*RECORD LIST:*
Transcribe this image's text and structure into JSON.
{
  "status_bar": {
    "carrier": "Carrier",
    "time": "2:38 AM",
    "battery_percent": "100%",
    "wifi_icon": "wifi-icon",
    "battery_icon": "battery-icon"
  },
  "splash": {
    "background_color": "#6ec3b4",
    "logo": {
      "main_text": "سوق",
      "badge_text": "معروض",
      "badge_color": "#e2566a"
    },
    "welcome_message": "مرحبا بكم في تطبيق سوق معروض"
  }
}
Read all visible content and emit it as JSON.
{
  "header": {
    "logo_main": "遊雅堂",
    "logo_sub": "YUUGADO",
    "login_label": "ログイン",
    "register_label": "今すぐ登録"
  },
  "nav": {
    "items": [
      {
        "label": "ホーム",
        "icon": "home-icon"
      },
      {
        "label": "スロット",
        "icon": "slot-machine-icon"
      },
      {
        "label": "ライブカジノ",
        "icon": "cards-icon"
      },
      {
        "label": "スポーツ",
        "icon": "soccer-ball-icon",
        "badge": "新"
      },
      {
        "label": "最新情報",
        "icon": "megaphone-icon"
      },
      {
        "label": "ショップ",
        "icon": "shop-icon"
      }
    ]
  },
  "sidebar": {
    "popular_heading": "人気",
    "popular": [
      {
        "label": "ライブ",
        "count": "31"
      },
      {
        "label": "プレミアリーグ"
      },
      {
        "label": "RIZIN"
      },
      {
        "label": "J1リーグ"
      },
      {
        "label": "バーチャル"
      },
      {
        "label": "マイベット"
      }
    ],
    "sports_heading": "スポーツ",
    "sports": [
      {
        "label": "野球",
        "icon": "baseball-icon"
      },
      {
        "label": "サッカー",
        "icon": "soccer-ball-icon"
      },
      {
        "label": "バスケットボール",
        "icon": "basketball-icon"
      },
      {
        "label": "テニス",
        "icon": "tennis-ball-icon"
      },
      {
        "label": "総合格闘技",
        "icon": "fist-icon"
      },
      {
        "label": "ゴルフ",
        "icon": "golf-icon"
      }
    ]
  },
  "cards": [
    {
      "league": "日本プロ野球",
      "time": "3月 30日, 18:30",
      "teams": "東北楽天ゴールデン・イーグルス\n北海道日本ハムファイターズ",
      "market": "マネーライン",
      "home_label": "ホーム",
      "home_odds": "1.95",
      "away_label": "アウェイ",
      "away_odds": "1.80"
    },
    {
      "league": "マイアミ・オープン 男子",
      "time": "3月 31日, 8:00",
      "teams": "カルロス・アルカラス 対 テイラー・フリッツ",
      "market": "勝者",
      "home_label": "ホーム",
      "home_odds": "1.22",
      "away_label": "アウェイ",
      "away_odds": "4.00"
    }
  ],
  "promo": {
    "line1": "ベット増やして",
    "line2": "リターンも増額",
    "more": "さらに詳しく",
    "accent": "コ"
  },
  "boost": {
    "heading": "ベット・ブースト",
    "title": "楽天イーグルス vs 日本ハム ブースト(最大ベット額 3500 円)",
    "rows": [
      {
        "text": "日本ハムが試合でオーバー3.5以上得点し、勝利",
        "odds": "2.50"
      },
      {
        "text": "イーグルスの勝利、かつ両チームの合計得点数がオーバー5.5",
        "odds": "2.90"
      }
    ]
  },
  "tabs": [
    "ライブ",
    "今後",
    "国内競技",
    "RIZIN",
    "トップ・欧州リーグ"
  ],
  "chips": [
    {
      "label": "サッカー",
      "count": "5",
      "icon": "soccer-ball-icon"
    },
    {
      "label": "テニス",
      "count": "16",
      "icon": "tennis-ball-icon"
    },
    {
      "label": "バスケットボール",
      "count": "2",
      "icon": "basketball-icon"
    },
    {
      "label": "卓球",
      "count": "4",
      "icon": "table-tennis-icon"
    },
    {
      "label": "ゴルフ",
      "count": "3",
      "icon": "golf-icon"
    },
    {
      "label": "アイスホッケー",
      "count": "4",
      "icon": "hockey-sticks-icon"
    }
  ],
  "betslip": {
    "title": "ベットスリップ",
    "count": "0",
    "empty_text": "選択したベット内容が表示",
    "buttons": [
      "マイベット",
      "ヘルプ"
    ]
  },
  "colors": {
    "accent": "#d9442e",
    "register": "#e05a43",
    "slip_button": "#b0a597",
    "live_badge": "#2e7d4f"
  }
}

*EXERCISE DIRECTIONS:* Collect, from the material above, every line containing the word "title".

*ANSWER TO THE TASK:*
    "title": "楽天イーグルス vs 日本ハム ブースト(最大ベット額 3500 円)",
    "title": "ベットスリップ",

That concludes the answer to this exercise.